** Excerpt to read **
Square Inch Journaling

Fountain Pen and Calendar

Photo © James Steidl, iStockphoto® #6137758

One of my favorite baby gifts was an undated one-year calendar with stickers for baby milestones: first bath, first tooth, first word. When my second baby arrived, I realized that one year had been way too short. In the succeeding years, I had cherished those cute quotes of the day–every day–but could I remember them? Could I find those buried in my general journals? Did I remember to write them down in the first place?

That’s why child #2 got more photos and more records. I kept posting a calendar over the changing table where I was guaranteed to remember. I kept that up for three years. After that age, I switched to interviewing the said child and taking dictation. It was part of our bedtime routine to ask, “BTAT?” Best Thing About Today.

You don’t need a baby to try my “square-inch journaling.” Talk about learning to be concise. It’s one way to focus on what’s most important. If you want more space, try a photo-illustrated weekly agenda.

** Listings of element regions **
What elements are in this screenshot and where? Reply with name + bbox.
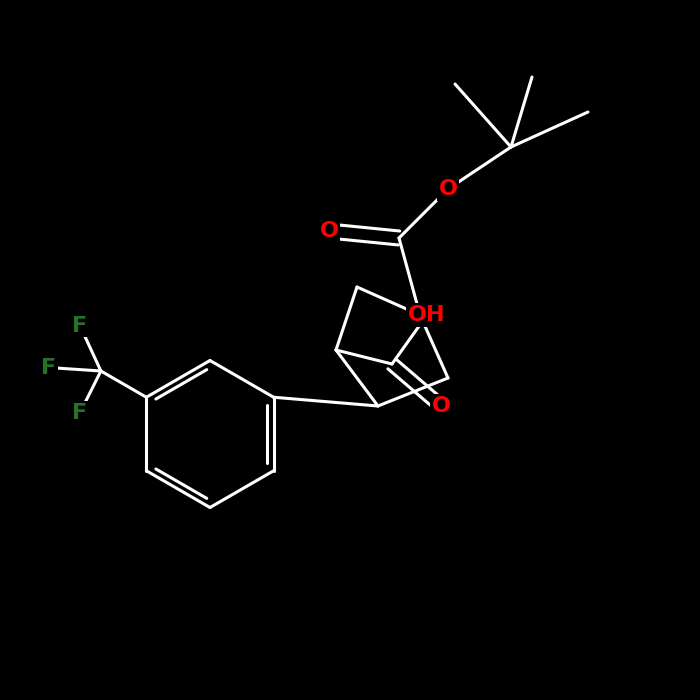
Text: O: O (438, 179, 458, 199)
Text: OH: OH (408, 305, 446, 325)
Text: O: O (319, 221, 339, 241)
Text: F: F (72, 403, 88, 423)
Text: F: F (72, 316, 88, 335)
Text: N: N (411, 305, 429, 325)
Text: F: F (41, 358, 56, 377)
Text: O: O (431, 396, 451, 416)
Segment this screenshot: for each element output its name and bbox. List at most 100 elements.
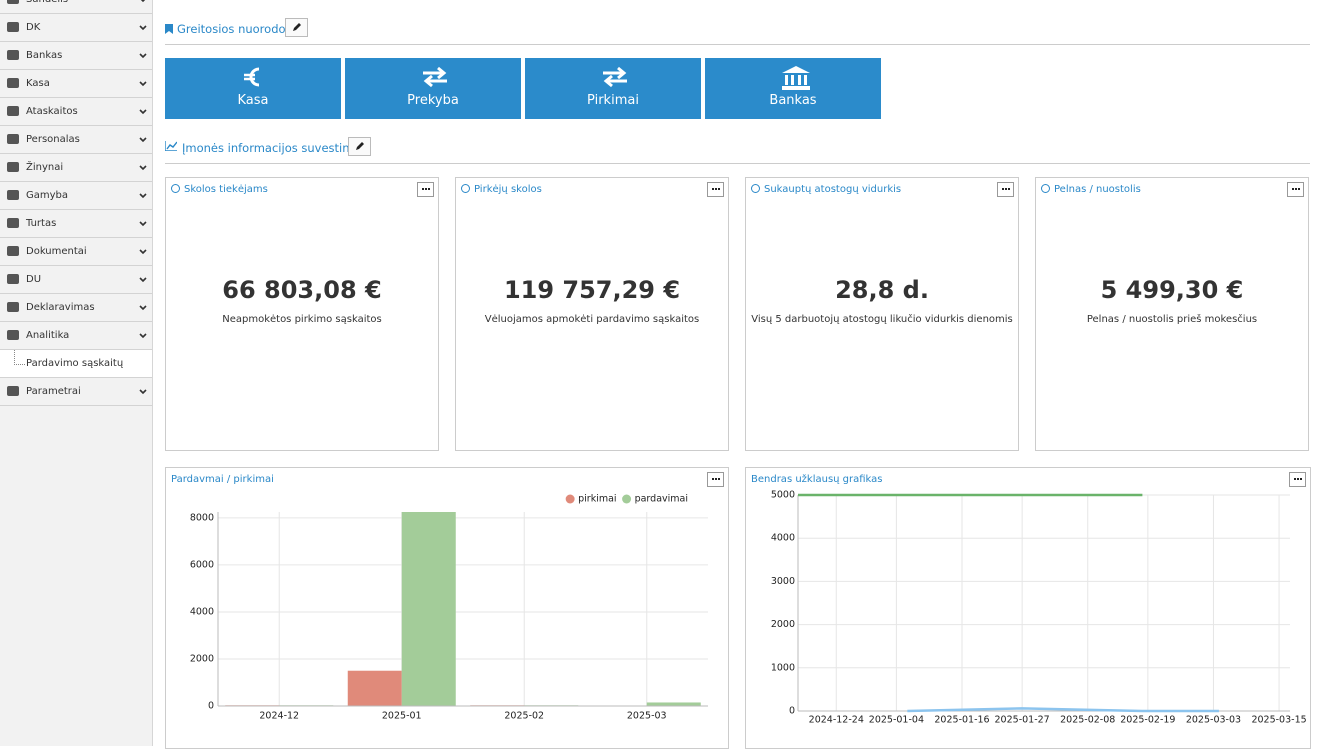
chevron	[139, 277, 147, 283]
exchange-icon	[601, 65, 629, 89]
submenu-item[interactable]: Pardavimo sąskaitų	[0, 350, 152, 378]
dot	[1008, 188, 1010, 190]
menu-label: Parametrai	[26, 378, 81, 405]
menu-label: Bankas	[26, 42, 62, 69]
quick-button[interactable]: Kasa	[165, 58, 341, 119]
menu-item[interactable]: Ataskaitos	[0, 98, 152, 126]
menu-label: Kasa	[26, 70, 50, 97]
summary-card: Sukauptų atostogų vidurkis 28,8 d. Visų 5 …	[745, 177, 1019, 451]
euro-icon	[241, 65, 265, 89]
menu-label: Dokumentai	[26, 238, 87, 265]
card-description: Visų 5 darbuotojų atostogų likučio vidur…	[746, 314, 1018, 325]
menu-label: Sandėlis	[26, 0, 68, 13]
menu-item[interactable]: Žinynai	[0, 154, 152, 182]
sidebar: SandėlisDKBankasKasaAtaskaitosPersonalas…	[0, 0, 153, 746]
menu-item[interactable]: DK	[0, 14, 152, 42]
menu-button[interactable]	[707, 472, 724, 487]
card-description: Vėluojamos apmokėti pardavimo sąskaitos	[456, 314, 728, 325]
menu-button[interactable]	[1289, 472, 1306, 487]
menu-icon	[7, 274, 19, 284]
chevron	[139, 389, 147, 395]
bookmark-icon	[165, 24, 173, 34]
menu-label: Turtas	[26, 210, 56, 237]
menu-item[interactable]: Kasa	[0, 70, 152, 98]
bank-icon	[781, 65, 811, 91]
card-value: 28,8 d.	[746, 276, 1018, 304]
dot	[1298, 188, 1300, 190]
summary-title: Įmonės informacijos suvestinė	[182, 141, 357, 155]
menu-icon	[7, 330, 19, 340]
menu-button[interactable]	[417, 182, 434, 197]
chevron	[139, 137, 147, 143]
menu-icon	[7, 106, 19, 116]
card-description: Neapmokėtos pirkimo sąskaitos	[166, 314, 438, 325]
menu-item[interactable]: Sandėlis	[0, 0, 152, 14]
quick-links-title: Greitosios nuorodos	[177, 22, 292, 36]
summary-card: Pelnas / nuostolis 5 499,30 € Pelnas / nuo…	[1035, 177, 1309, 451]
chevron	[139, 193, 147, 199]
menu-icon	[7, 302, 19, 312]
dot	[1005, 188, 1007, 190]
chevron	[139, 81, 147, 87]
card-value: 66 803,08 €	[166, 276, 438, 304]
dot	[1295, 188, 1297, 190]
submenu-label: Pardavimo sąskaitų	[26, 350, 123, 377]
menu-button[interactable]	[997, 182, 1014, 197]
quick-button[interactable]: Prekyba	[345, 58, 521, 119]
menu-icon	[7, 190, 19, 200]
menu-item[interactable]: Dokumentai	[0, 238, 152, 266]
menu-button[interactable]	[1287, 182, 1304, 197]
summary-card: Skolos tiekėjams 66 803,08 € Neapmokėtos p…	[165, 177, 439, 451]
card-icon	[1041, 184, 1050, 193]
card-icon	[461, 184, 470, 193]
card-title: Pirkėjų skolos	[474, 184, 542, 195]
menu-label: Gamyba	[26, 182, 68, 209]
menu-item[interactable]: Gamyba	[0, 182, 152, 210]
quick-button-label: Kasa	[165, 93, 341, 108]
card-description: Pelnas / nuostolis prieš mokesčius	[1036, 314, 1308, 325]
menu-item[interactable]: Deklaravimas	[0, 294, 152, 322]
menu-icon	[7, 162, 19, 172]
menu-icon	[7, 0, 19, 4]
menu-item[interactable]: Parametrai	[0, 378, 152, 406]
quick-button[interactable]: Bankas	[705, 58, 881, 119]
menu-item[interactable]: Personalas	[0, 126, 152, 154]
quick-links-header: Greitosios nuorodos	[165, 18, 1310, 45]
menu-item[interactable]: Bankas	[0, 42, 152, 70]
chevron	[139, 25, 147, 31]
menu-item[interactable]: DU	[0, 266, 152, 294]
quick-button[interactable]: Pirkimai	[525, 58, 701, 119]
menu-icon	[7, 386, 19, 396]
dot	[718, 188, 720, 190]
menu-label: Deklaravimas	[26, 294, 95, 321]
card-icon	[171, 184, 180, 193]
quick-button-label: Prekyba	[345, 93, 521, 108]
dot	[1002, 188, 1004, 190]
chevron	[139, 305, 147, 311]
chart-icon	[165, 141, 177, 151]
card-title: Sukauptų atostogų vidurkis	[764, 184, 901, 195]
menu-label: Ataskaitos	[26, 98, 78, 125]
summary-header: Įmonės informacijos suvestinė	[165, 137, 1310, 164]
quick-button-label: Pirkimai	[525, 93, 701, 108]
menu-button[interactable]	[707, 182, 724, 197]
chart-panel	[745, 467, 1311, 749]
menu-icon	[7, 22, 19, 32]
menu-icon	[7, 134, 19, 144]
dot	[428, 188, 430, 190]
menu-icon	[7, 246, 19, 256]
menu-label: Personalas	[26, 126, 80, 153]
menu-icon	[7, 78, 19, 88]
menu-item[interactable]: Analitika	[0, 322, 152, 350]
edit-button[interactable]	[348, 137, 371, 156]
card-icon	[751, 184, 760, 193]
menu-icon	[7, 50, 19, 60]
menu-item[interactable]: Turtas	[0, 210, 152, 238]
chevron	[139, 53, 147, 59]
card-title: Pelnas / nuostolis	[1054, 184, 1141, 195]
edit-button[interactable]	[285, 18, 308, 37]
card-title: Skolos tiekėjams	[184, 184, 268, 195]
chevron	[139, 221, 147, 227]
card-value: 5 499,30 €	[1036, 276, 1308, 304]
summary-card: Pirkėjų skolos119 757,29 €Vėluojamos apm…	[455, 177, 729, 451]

** Required actions **
[A] Please duplicate the part of the journaling excerpt that opens with the words containing "You don’t need" and closes with "photo-illustrated weekly agenda.".
[B] In the journaling excerpt, for how many years was a calendar kept posted over the changing table?

** The results **
[A]
You don’t need a baby to try my “square-inch journaling.” Talk about learning to be concise. It’s one way to focus on what’s most important. If you want more space, try a photo-illustrated weekly agenda.

[B] Three years.